# [Objective]
Copy every line from the material below that holds "الحديث".

--- BEGIN ---

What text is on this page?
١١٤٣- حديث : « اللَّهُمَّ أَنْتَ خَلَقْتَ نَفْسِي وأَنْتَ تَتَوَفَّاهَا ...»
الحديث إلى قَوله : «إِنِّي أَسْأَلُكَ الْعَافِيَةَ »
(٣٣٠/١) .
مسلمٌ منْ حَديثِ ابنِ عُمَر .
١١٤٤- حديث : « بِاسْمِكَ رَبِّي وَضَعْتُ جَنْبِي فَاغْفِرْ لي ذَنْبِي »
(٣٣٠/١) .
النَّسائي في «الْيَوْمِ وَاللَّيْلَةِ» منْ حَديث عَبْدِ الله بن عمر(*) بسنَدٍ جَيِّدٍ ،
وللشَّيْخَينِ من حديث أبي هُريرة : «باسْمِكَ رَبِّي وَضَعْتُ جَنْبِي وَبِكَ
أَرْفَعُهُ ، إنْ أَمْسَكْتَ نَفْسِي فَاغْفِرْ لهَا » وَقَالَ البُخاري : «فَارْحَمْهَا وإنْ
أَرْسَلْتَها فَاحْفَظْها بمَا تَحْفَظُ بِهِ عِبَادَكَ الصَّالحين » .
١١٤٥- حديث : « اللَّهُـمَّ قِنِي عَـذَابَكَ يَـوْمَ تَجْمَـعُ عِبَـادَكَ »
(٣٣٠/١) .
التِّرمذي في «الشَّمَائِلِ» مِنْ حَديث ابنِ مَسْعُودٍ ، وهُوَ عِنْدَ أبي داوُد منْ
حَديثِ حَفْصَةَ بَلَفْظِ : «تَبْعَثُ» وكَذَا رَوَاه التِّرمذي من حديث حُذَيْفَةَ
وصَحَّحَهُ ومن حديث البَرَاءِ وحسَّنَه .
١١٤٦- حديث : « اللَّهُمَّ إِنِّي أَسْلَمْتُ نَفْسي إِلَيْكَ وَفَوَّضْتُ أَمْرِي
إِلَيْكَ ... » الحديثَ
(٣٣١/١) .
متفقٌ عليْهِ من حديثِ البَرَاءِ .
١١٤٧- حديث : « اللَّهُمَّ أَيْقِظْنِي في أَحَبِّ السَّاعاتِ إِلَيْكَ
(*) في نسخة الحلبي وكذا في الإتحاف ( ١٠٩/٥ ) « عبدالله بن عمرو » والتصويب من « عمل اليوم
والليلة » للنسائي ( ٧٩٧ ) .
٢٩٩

--- END ---

# [Solved problem]
الحديث إلى قَوله : «إِنِّي أَسْأَلُكَ الْعَافِيَةَ »
إِلَيْكَ ... » الحديثَ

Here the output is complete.